Required work
From the listing below, select every line where the word "with" appears.

Dataset rows:
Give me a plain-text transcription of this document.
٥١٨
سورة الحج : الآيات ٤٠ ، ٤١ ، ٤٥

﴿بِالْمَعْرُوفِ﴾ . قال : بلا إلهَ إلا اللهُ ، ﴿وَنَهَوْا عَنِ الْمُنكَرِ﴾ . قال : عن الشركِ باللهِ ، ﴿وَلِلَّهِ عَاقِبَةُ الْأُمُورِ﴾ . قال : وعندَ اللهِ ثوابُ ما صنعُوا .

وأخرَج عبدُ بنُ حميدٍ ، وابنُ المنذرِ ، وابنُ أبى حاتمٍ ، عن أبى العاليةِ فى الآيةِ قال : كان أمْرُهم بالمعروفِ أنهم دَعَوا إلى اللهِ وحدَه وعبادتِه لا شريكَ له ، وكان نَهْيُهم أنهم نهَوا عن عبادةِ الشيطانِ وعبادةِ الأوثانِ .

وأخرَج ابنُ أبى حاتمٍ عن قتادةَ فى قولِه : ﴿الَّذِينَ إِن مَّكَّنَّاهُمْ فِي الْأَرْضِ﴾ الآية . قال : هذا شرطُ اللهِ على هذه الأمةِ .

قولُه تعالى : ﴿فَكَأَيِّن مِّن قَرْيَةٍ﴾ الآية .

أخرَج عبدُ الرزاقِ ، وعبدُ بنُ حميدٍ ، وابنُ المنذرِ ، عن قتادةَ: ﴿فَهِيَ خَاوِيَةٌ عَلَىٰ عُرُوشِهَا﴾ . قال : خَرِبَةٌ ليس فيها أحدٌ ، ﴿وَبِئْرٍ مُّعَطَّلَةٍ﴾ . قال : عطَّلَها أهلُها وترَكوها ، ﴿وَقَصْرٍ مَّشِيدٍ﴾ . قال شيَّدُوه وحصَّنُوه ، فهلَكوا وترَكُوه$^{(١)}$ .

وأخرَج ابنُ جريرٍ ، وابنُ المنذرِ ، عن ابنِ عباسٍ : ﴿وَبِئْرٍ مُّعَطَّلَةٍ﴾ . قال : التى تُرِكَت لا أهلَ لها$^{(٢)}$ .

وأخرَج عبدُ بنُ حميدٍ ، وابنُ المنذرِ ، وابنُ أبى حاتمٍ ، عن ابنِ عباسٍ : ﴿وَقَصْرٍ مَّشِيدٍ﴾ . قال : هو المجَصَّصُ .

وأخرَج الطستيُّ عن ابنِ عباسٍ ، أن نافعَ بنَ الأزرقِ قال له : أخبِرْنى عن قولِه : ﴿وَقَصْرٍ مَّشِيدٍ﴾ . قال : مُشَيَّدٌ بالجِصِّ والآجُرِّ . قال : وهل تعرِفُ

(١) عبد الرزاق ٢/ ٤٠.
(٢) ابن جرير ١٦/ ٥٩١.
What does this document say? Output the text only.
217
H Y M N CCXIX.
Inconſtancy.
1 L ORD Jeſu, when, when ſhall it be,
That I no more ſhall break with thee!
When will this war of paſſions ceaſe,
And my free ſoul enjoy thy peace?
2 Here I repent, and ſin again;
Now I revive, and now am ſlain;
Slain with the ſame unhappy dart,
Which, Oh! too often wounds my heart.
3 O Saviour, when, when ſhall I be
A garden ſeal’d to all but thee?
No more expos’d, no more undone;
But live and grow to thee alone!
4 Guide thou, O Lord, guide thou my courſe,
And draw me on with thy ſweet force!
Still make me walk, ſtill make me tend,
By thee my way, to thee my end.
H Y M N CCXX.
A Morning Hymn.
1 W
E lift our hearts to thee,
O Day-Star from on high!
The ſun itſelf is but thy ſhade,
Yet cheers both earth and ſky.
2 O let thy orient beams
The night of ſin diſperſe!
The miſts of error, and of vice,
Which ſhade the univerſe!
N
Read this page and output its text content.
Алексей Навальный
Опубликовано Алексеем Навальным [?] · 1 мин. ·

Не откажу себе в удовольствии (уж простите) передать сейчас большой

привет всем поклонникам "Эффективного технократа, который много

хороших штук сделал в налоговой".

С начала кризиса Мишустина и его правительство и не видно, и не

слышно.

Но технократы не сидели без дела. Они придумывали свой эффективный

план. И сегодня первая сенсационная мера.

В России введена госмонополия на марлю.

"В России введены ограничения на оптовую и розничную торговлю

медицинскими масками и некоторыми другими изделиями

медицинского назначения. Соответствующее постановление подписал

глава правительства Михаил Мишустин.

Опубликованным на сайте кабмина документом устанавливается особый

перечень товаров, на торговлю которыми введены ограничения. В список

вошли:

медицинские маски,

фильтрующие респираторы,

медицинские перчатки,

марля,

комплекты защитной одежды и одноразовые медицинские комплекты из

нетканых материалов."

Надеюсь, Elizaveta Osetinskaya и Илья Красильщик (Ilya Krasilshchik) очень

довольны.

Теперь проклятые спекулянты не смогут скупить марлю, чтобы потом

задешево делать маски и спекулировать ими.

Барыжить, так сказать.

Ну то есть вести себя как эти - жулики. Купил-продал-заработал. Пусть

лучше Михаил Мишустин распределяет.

Solution for this problem
That I no more ſhall break with thee!
Slain with the ſame unhappy dart,
And draw me on with thy ſweet force!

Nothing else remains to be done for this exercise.